WORK INSTRUCTIONS> Pick out every line in the data below that holds "they".

* START GIVEN RECORDS *

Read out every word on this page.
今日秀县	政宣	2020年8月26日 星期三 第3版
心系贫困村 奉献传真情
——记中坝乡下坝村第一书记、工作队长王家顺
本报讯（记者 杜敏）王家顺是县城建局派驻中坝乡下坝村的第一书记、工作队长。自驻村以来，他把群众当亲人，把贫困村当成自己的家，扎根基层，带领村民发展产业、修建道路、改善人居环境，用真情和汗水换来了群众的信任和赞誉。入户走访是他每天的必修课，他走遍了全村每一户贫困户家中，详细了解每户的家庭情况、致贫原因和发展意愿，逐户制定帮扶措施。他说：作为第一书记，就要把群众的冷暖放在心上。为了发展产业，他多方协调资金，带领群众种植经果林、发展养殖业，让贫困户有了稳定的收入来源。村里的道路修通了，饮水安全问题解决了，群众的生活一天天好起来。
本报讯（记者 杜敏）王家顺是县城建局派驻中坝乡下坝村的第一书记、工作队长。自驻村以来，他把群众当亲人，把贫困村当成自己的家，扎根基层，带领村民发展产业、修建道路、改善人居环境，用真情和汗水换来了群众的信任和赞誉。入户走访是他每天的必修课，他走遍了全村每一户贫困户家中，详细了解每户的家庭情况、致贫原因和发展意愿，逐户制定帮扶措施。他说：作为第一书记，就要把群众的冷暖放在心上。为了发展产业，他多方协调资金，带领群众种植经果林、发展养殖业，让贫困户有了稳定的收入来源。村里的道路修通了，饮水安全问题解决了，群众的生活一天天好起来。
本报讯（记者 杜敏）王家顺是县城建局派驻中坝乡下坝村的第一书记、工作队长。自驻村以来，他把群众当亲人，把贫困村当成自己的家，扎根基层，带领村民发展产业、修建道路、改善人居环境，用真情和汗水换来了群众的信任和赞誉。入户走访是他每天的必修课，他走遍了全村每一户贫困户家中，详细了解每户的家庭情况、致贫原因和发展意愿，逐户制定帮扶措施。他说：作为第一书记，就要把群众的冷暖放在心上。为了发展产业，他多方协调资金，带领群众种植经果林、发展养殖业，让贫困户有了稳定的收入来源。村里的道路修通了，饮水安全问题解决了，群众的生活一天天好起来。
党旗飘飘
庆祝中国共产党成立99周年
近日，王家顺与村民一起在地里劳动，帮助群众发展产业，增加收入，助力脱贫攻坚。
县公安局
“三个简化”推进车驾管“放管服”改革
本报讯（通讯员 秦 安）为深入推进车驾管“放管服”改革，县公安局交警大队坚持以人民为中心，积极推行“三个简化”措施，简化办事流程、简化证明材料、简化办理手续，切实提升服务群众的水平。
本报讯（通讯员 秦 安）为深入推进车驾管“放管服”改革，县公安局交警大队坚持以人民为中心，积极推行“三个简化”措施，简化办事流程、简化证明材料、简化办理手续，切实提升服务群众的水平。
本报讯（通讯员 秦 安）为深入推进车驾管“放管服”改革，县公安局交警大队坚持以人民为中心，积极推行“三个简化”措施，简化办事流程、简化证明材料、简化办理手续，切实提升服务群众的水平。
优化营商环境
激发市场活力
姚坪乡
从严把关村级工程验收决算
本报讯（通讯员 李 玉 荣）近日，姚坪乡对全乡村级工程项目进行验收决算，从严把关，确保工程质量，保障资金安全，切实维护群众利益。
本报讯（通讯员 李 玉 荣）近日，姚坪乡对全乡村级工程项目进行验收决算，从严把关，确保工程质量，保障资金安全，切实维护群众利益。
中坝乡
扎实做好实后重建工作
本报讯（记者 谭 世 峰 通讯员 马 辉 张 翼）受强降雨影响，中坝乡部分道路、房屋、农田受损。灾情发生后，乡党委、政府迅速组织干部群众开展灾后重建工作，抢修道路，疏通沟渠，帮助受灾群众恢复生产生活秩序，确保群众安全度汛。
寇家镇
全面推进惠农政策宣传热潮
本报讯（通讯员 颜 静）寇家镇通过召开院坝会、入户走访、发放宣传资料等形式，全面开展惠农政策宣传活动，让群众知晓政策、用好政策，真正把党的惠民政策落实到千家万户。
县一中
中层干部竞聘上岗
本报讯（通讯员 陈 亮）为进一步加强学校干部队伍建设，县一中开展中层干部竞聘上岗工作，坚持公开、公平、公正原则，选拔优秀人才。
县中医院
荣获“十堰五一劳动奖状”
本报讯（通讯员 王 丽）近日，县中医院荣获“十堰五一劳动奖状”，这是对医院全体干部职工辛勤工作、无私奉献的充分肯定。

* END GIVEN RECORDS *
* START GIVEN RECORDS *

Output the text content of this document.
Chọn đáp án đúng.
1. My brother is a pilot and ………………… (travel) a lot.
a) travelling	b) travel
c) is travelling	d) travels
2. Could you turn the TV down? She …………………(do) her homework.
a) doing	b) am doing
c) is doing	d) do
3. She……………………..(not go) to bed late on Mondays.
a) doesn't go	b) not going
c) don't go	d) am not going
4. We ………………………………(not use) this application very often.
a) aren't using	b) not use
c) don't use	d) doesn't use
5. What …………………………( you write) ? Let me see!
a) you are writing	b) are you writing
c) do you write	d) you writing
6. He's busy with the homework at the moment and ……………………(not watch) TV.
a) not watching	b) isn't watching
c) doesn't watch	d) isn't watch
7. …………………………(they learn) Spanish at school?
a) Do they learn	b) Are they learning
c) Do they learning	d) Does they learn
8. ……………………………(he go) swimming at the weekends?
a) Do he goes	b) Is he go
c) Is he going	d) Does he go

* END GIVEN RECORDS *
* START GIVEN RECORDS *

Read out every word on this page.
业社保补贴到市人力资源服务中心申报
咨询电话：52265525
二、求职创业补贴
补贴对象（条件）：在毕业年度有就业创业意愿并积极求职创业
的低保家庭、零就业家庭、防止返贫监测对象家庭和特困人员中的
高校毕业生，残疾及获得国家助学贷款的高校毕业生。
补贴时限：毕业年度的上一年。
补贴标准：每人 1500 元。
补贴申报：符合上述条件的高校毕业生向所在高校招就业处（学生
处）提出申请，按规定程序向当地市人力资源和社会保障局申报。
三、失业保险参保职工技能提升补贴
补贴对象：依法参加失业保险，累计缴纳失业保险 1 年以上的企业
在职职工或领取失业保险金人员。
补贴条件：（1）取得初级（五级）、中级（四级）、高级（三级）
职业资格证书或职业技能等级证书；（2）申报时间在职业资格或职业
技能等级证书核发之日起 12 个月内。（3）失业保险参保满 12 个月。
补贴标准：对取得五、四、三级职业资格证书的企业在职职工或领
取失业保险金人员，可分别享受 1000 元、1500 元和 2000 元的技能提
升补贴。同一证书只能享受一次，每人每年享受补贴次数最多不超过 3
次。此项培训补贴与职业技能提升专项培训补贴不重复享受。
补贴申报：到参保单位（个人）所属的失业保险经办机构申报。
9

* END GIVEN RECORDS *

IN RESPONSE>
7. …………………………(they learn) Spanish at school?
a) Do they learn	b) Are they learning
c) Do they learning	d) Does they learn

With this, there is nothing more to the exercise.